**The task:**
Please output the records below in full, exactly as given, but without the images.

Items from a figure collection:

>>>

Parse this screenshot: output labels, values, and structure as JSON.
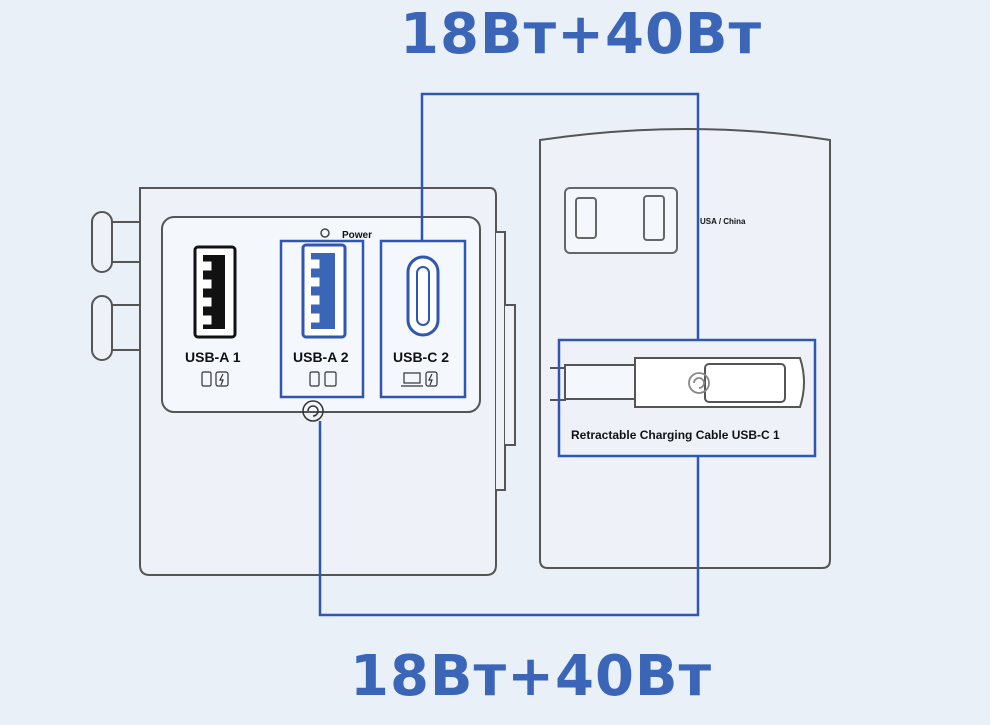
{
  "headlines": {
    "top": "18Вт+40Вт",
    "bottom": "18Вт+40Вт"
  },
  "adapter": {
    "power_label": "Power",
    "ports": [
      {
        "id": "usb-a-1",
        "label": "USB-A 1"
      },
      {
        "id": "usb-a-2",
        "label": "USB-A 2"
      },
      {
        "id": "usb-c-2",
        "label": "USB-C 2"
      }
    ]
  },
  "side_panel": {
    "region_label": "USA / China",
    "cable_label": "Retractable Charging Cable USB-C 1"
  },
  "colors": {
    "accent": "#3b66b8",
    "line": "#2f56b0",
    "outline": "#555555",
    "background": "#eaf0f8"
  }
}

<<<

**Result of the task:**
Parse this screenshot: output labels, values, and structure as JSON.
{
  "headlines": {
    "top": "18Вт+40Вт",
    "bottom": "18Вт+40Вт"
  },
  "adapter": {
    "power_label": "Power",
    "ports": [
      {
        "id": "usb-a-1",
        "label": "USB-A 1"
      },
      {
        "id": "usb-a-2",
        "label": "USB-A 2"
      },
      {
        "id": "usb-c-2",
        "label": "USB-C 2"
      }
    ]
  },
  "side_panel": {
    "region_label": "USA / China",
    "cable_label": "Retractable Charging Cable USB-C 1"
  },
  "colors": {
    "accent": "#3b66b8",
    "line": "#2f56b0",
    "outline": "#555555",
    "background": "#eaf0f8"
  }
}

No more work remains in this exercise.